## WHAT TO PRODUCE
Identify and copy all lines of the material where the string "ГОСТ" is found.
--- RECORDS FOR THIS TASK ---
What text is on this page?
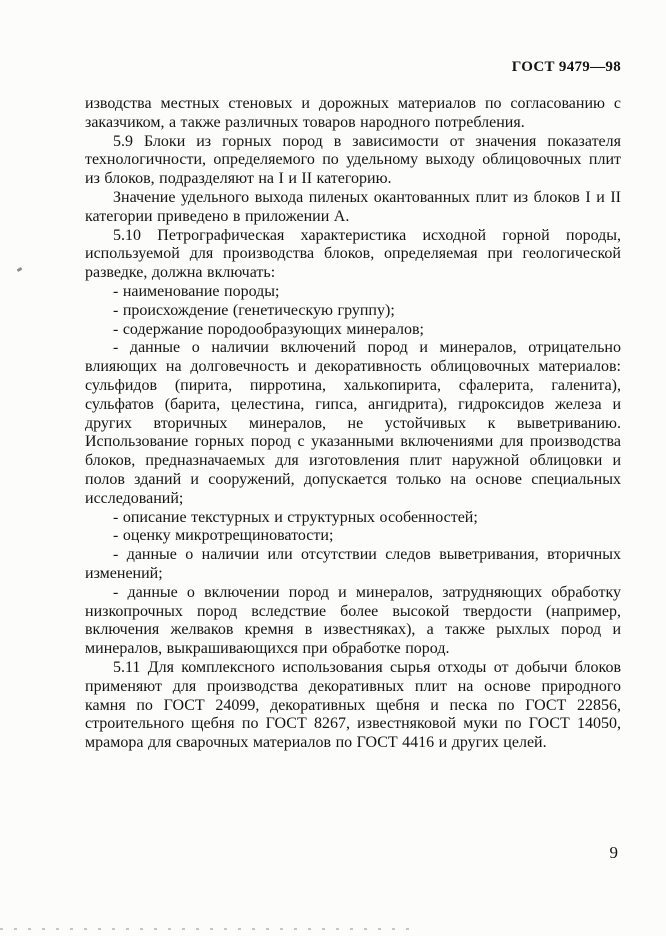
ГОСТ 9479—98

изводства местных стеновых и дорожных материалов по согласованию с заказчиком, а также различных товаров народного потребления.

5.9 Блоки из горных пород в зависимости от значения показателя технологичности, определяемого по удельному выходу облицовочных плит из блоков, подразделяют на I и II категорию.

Значение удельного выхода пиленых окантованных плит из блоков I и II категории приведено в приложении А.

5.10 Петрографическая характеристика исходной горной породы, используемой для производства блоков, определяемая при геологической разведке, должна включать:

- наименование породы;

- происхождение (генетическую группу);

- содержание породообразующих минералов;

- данные о наличии включений пород и минералов, отрицательно влияющих на долговечность и декоративность облицовочных материалов: сульфидов (пирита, пирротина, халькопирита, сфалерита, галенита), сульфатов (барита, целестина, гипса, ангидрита), гидроксидов железа и других вторичных минералов, не устойчивых к выветриванию. Использование горных пород с указанными включениями для производства блоков, предназначаемых для изготовления плит наружной облицовки и полов зданий и сооружений, допускается только на основе специальных исследований;

- описание текстурных и структурных особенностей;

- оценку микротрещиноватости;

- данные о наличии или отсутствии следов выветривания, вторичных изменений;

- данные о включении пород и минералов, затрудняющих обработку низкопрочных пород вследствие более высокой твердости (например, включения желваков кремня в известняках), а также рыхлых пород и минералов, выкрашивающихся при обработке пород.

5.11 Для комплексного использования сырья отходы от добычи блоков применяют для производства декоративных плит на основе природного камня по ГОСТ 24099, декоративных щебня и песка по ГОСТ 22856, строительного щебня по ГОСТ 8267, известняковой муки по ГОСТ 14050, мрамора для сварочных материалов по ГОСТ 4416 и других целей.

9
---
## ANSWER IN FULL
ГОСТ 9479—98
5.11 Для комплексного использования сырья отходы от добычи блоков применяют для производства декоративных плит на основе природного камня по ГОСТ 24099, декоративных щебня и песка по ГОСТ 22856, строительного щебня по ГОСТ 8267, известняковой муки по ГОСТ 14050, мрамора для сварочных материалов по ГОСТ 4416 и других целей.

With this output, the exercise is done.